- Problem to solve:
Return, unchanged and in order, every line from the start of the records through the line that contains "amount-label: 合同总金额（元） <box>74", including that line.

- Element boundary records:

'''

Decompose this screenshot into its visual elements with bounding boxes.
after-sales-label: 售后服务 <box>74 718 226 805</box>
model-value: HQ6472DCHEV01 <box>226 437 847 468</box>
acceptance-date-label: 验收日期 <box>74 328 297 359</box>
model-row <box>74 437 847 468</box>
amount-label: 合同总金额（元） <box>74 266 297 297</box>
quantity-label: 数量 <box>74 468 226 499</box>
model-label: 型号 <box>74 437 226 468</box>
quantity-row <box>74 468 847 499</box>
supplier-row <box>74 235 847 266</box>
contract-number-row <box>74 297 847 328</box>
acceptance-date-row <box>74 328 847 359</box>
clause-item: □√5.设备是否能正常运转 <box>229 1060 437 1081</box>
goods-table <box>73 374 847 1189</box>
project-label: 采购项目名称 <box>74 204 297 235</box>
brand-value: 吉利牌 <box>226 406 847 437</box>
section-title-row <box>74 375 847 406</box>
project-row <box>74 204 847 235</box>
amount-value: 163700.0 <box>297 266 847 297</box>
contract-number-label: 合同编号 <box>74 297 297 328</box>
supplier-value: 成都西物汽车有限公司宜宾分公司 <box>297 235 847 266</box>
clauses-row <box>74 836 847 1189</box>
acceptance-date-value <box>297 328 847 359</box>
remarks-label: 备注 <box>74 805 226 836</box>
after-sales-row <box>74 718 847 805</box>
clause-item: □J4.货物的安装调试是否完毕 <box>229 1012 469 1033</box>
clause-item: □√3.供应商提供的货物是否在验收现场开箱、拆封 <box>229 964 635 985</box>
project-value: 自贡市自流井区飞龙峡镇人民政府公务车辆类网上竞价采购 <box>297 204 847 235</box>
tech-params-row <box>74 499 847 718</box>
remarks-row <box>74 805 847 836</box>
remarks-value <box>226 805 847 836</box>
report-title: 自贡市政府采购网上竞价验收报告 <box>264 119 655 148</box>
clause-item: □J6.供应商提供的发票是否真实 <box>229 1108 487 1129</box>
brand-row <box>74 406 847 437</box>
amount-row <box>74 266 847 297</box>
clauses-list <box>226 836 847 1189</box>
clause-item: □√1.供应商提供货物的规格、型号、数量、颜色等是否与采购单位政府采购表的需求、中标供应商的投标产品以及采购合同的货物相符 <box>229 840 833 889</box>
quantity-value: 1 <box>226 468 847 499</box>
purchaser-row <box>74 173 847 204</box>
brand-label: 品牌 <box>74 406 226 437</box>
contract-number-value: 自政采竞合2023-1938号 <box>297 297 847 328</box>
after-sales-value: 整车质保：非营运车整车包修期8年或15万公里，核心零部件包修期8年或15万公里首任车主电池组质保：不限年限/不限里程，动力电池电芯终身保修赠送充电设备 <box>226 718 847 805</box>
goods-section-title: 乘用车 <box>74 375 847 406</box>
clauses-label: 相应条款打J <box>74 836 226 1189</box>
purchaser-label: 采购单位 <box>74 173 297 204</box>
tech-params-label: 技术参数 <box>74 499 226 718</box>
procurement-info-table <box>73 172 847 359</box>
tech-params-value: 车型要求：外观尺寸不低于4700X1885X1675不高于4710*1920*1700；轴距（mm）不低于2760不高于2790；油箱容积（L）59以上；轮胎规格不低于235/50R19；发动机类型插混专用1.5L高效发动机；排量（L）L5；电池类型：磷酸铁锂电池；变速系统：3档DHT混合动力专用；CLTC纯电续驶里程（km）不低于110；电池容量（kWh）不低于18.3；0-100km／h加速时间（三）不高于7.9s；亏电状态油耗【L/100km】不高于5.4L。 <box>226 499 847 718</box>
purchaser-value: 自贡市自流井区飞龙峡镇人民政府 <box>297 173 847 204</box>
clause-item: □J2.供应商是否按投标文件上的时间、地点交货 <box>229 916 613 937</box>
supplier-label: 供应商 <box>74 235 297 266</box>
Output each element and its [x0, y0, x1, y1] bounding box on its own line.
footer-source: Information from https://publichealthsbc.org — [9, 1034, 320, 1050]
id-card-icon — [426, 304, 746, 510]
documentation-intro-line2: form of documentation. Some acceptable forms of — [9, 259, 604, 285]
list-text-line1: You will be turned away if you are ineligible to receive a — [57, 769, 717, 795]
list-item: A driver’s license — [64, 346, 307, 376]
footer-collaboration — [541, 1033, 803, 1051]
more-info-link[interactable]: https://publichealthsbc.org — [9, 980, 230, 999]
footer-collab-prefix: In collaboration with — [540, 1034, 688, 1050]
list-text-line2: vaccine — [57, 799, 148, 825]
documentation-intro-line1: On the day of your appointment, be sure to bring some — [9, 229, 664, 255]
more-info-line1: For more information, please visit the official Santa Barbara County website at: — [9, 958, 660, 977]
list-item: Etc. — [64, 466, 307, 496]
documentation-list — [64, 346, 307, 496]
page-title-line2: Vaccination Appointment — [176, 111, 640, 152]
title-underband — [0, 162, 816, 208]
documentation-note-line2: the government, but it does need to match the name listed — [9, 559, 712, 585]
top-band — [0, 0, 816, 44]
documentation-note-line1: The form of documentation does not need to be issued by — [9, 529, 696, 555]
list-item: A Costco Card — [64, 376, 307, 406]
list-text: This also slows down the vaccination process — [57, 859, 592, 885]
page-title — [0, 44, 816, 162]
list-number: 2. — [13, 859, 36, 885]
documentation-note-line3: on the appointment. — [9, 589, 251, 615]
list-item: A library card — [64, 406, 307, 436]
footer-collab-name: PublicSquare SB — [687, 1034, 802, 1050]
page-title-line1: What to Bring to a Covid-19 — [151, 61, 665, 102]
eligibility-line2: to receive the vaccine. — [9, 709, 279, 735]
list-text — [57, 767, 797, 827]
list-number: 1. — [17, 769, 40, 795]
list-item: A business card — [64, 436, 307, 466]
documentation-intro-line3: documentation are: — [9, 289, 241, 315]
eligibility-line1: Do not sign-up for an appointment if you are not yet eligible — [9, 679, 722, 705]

'''

- Solution to this exercise:
Decompose this screenshot into its visual elements with bounding boxes.
after-sales-label: 售后服务 <box>74 718 226 805</box>
model-value: HQ6472DCHEV01 <box>226 437 847 468</box>
acceptance-date-label: 验收日期 <box>74 328 297 359</box>
model-row <box>74 437 847 468</box>
amount-label: 合同总金额（元） <box>74 266 297 297</box>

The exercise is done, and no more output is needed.